**Required work:**
Without the pictures, repeat the listing character for character.
◆ ◆ ◆ ◆ ◆ ◆ ◆
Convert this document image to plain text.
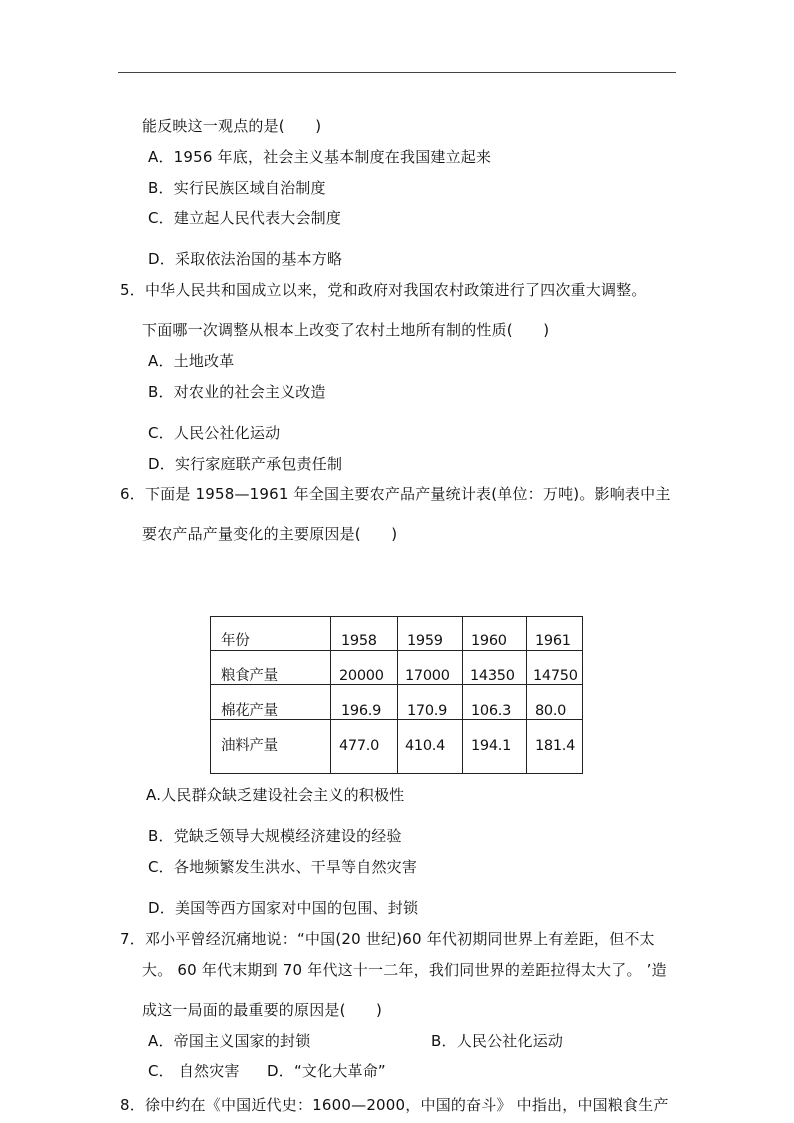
能反映这一观点的是(　　)
A．1956 年底，社会主义基本制度在我国建立起来
B．实行民族区域自治制度
C．建立起人民代表大会制度
D．采取依法治国的基本方略
5．中华人民共和国成立以来，党和政府对我国农村政策进行了四次重大调整。
下面哪一次调整从根本上改变了农村土地所有制的性质(　　)
A．土地改革
B．对农业的社会主义改造
C．人民公社化运动
D．实行家庭联产承包责任制
6．下面是 1958—1961 年全国主要农产品产量统计表(单位：万吨)。影响表中主
要农产品产量变化的主要原因是(　　)
年份	1958 1959 1960 1961
粮食产量	20000 17000 14350 14750
棉花产量	196.9 170.9 106.3 80.0
油料产量	477.0 410.4 194.1 181.4
A.人民群众缺乏建设社会主义的积极性
B．党缺乏领导大规模经济建设的经验
C．各地频繁发生洪水、干旱等自然灾害
D．美国等西方国家对中国的包围、封锁
7．邓小平曾经沉痛地说：“中国(20 世纪)60 年代初期同世界上有差距，但不太
大。 60 年代末期到 70 年代这十一二年，我们同世界的差距拉得太大了。 ’造
成这一局面的最重要的原因是(　　)
A．帝国主义国家的封锁	B．人民公社化运动
C． 自然灾害 D．“文化大革命”
8．徐中约在《中国近代史：1600—2000，中国的奋斗》 中指出，中国粮食生产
◆ ◆ ◆ ◆ ◆ ◆ ◆
**Solution to the problem:**
Convert this document image to plain text.
能反映这一观点的是(　　)
A．1956 年底，社会主义基本制度在我国建立起来
B．实行民族区域自治制度
C．建立起人民代表大会制度
D．采取依法治国的基本方略
5．中华人民共和国成立以来，党和政府对我国农村政策进行了四次重大调整。
下面哪一次调整从根本上改变了农村土地所有制的性质(　　)
A．土地改革
B．对农业的社会主义改造
C．人民公社化运动
D．实行家庭联产承包责任制
6．下面是 1958—1961 年全国主要农产品产量统计表(单位：万吨)。影响表中主
要农产品产量变化的主要原因是(　　)
年份	1958 1959 1960 1961
粮食产量	20000 17000 14350 14750
棉花产量	196.9 170.9 106.3 80.0
油料产量	477.0 410.4 194.1 181.4
A.人民群众缺乏建设社会主义的积极性
B．党缺乏领导大规模经济建设的经验
C．各地频繁发生洪水、干旱等自然灾害
D．美国等西方国家对中国的包围、封锁
7．邓小平曾经沉痛地说：“中国(20 世纪)60 年代初期同世界上有差距，但不太
大。 60 年代末期到 70 年代这十一二年，我们同世界的差距拉得太大了。 ’造
成这一局面的最重要的原因是(　　)
A．帝国主义国家的封锁	B．人民公社化运动
C． 自然灾害 D．“文化大革命”
8．徐中约在《中国近代史：1600—2000，中国的奋斗》 中指出，中国粮食生产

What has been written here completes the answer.